++++ Entries supplied ++++

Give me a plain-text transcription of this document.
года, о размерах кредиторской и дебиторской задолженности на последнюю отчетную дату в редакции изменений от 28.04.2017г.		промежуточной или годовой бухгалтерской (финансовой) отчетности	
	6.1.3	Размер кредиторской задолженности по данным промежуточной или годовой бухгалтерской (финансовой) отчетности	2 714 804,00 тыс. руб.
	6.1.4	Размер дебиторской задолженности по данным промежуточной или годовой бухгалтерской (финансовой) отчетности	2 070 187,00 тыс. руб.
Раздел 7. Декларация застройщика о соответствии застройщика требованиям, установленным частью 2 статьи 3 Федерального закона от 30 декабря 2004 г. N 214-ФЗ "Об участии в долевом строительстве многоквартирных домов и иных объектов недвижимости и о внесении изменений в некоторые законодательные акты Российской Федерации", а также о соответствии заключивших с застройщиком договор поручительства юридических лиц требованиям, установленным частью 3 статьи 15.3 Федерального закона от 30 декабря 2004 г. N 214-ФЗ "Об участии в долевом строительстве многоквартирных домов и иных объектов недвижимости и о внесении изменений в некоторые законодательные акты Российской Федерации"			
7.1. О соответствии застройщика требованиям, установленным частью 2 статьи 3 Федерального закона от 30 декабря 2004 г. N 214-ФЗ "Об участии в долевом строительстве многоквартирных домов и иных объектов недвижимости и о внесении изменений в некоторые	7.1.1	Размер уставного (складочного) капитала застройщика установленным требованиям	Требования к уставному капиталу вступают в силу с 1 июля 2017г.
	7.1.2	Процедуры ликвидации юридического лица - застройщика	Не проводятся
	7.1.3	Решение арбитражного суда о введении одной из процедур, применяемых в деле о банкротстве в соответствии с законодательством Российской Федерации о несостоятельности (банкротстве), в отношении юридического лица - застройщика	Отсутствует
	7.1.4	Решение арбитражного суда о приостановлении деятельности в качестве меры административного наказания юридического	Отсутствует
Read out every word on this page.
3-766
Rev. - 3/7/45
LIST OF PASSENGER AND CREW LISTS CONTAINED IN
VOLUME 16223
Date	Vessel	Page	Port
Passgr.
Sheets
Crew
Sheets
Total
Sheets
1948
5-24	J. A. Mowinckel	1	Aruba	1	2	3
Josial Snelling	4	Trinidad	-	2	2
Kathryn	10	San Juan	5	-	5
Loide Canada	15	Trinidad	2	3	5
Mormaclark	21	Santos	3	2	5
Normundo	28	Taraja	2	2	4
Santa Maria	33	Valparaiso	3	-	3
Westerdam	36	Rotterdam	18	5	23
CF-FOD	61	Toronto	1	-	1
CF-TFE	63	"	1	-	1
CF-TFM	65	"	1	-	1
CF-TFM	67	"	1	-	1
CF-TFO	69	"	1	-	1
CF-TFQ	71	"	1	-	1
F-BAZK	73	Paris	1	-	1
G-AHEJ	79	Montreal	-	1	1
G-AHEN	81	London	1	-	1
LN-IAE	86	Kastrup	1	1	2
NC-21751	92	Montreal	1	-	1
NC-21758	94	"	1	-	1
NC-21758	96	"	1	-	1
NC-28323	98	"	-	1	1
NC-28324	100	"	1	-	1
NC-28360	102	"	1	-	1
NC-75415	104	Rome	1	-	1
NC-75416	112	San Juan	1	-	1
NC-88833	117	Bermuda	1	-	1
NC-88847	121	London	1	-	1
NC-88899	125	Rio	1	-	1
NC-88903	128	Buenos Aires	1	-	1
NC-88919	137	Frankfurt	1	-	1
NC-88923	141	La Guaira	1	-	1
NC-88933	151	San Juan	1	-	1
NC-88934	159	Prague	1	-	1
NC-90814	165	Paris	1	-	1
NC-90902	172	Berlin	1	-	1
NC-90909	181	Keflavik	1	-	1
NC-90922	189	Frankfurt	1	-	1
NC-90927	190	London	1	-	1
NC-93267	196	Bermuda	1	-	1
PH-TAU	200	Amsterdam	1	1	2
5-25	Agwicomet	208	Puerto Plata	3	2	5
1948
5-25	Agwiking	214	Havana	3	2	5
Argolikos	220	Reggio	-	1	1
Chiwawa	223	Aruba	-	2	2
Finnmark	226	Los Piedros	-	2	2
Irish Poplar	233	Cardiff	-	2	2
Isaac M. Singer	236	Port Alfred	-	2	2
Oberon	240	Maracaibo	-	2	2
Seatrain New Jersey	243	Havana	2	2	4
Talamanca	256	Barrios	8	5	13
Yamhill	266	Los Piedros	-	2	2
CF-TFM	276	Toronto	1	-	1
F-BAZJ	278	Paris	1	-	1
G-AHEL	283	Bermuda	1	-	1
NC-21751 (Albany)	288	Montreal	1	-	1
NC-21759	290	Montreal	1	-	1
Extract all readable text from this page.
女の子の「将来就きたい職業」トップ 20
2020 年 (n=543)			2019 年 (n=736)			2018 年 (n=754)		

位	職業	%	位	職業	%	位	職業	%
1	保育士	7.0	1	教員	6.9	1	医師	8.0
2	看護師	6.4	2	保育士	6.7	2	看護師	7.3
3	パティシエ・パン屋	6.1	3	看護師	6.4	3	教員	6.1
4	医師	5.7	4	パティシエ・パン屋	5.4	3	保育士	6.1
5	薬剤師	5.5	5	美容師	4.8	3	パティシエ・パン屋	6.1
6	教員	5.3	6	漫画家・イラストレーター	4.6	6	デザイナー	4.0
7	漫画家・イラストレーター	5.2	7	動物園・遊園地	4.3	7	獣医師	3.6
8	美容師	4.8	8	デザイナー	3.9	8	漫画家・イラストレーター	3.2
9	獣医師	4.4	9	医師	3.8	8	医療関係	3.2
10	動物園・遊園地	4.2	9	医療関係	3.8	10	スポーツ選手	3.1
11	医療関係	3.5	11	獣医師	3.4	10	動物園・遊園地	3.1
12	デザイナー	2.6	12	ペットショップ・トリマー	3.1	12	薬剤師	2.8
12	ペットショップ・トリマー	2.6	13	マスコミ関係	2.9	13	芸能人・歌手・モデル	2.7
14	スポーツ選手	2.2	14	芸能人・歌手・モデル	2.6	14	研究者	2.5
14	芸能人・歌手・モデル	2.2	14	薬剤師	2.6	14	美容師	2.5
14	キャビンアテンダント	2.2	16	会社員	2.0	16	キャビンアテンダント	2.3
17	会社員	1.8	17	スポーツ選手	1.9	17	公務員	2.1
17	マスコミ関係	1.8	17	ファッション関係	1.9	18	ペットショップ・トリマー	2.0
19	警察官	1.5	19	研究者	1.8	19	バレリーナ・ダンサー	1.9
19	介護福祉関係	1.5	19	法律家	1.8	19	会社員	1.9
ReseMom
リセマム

++++

[What you have to do]
Above are some records; extract every one of them exactly.

[Exercise output]
Give me a plain-text transcription of this document.
года, о размерах кредиторской и дебиторской задолженности на последнюю отчетную дату в редакции изменений от 28.04.2017г.		промежуточной или годовой бухгалтерской (финансовой) отчетности	
	6.1.3	Размер кредиторской задолженности по данным промежуточной или годовой бухгалтерской (финансовой) отчетности	2 714 804,00 тыс. руб.
	6.1.4	Размер дебиторской задолженности по данным промежуточной или годовой бухгалтерской (финансовой) отчетности	2 070 187,00 тыс. руб.
Раздел 7. Декларация застройщика о соответствии застройщика требованиям, установленным частью 2 статьи 3 Федерального закона от 30 декабря 2004 г. N 214-ФЗ "Об участии в долевом строительстве многоквартирных домов и иных объектов недвижимости и о внесении изменений в некоторые законодательные акты Российской Федерации", а также о соответствии заключивших с застройщиком договор поручительства юридических лиц требованиям, установленным частью 3 статьи 15.3 Федерального закона от 30 декабря 2004 г. N 214-ФЗ "Об участии в долевом строительстве многоквартирных домов и иных объектов недвижимости и о внесении изменений в некоторые законодательные акты Российской Федерации"			
7.1. О соответствии застройщика требованиям, установленным частью 2 статьи 3 Федерального закона от 30 декабря 2004 г. N 214-ФЗ "Об участии в долевом строительстве многоквартирных домов и иных объектов недвижимости и о внесении изменений в некоторые	7.1.1	Размер уставного (складочного) капитала застройщика установленным требованиям	Требования к уставному капиталу вступают в силу с 1 июля 2017г.
	7.1.2	Процедуры ликвидации юридического лица - застройщика	Не проводятся
	7.1.3	Решение арбитражного суда о введении одной из процедур, применяемых в деле о банкротстве в соответствии с законодательством Российской Федерации о несостоятельности (банкротстве), в отношении юридического лица - застройщика	Отсутствует
	7.1.4	Решение арбитражного суда о приостановлении деятельности в качестве меры административного наказания юридического	Отсутствует
Read out every word on this page.
3-766
Rev. - 3/7/45
LIST OF PASSENGER AND CREW LISTS CONTAINED IN
VOLUME 16223
Date	Vessel	Page	Port
Passgr.
Sheets
Crew
Sheets
Total
Sheets
1948
5-24	J. A. Mowinckel	1	Aruba	1	2	3
Josial Snelling	4	Trinidad	-	2	2
Kathryn	10	San Juan	5	-	5
Loide Canada	15	Trinidad	2	3	5
Mormaclark	21	Santos	3	2	5
Normundo	28	Taraja	2	2	4
Santa Maria	33	Valparaiso	3	-	3
Westerdam	36	Rotterdam	18	5	23
CF-FOD	61	Toronto	1	-	1
CF-TFE	63	"	1	-	1
CF-TFM	65	"	1	-	1
CF-TFM	67	"	1	-	1
CF-TFO	69	"	1	-	1
CF-TFQ	71	"	1	-	1
F-BAZK	73	Paris	1	-	1
G-AHEJ	79	Montreal	-	1	1
G-AHEN	81	London	1	-	1
LN-IAE	86	Kastrup	1	1	2
NC-21751	92	Montreal	1	-	1
NC-21758	94	"	1	-	1
NC-21758	96	"	1	-	1
NC-28323	98	"	-	1	1
NC-28324	100	"	1	-	1
NC-28360	102	"	1	-	1
NC-75415	104	Rome	1	-	1
NC-75416	112	San Juan	1	-	1
NC-88833	117	Bermuda	1	-	1
NC-88847	121	London	1	-	1
NC-88899	125	Rio	1	-	1
NC-88903	128	Buenos Aires	1	-	1
NC-88919	137	Frankfurt	1	-	1
NC-88923	141	La Guaira	1	-	1
NC-88933	151	San Juan	1	-	1
NC-88934	159	Prague	1	-	1
NC-90814	165	Paris	1	-	1
NC-90902	172	Berlin	1	-	1
NC-90909	181	Keflavik	1	-	1
NC-90922	189	Frankfurt	1	-	1
NC-90927	190	London	1	-	1
NC-93267	196	Bermuda	1	-	1
PH-TAU	200	Amsterdam	1	1	2
5-25	Agwicomet	208	Puerto Plata	3	2	5
1948
5-25	Agwiking	214	Havana	3	2	5
Argolikos	220	Reggio	-	1	1
Chiwawa	223	Aruba	-	2	2
Finnmark	226	Los Piedros	-	2	2
Irish Poplar	233	Cardiff	-	2	2
Isaac M. Singer	236	Port Alfred	-	2	2
Oberon	240	Maracaibo	-	2	2
Seatrain New Jersey	243	Havana	2	2	4
Talamanca	256	Barrios	8	5	13
Yamhill	266	Los Piedros	-	2	2
CF-TFM	276	Toronto	1	-	1
F-BAZJ	278	Paris	1	-	1
G-AHEL	283	Bermuda	1	-	1
NC-21751 (Albany)	288	Montreal	1	-	1
NC-21759	290	Montreal	1	-	1
Extract all readable text from this page.
女の子の「将来就きたい職業」トップ 20
2020 年 (n=543)			2019 年 (n=736)			2018 年 (n=754)		

位	職業	%	位	職業	%	位	職業	%
1	保育士	7.0	1	教員	6.9	1	医師	8.0
2	看護師	6.4	2	保育士	6.7	2	看護師	7.3
3	パティシエ・パン屋	6.1	3	看護師	6.4	3	教員	6.1
4	医師	5.7	4	パティシエ・パン屋	5.4	3	保育士	6.1
5	薬剤師	5.5	5	美容師	4.8	3	パティシエ・パン屋	6.1
6	教員	5.3	6	漫画家・イラストレーター	4.6	6	デザイナー	4.0
7	漫画家・イラストレーター	5.2	7	動物園・遊園地	4.3	7	獣医師	3.6
8	美容師	4.8	8	デザイナー	3.9	8	漫画家・イラストレーター	3.2
9	獣医師	4.4	9	医師	3.8	8	医療関係	3.2
10	動物園・遊園地	4.2	9	医療関係	3.8	10	スポーツ選手	3.1
11	医療関係	3.5	11	獣医師	3.4	10	動物園・遊園地	3.1
12	デザイナー	2.6	12	ペットショップ・トリマー	3.1	12	薬剤師	2.8
12	ペットショップ・トリマー	2.6	13	マスコミ関係	2.9	13	芸能人・歌手・モデル	2.7
14	スポーツ選手	2.2	14	芸能人・歌手・モデル	2.6	14	研究者	2.5
14	芸能人・歌手・モデル	2.2	14	薬剤師	2.6	14	美容師	2.5
14	キャビンアテンダント	2.2	16	会社員	2.0	16	キャビンアテンダント	2.3
17	会社員	1.8	17	スポーツ選手	1.9	17	公務員	2.1
17	マスコミ関係	1.8	17	ファッション関係	1.9	18	ペットショップ・トリマー	2.0
19	警察官	1.5	19	研究者	1.8	19	バレリーナ・ダンサー	1.9
19	介護福祉関係	1.5	19	法律家	1.8	19	会社員	1.9
ReseMom
リセマム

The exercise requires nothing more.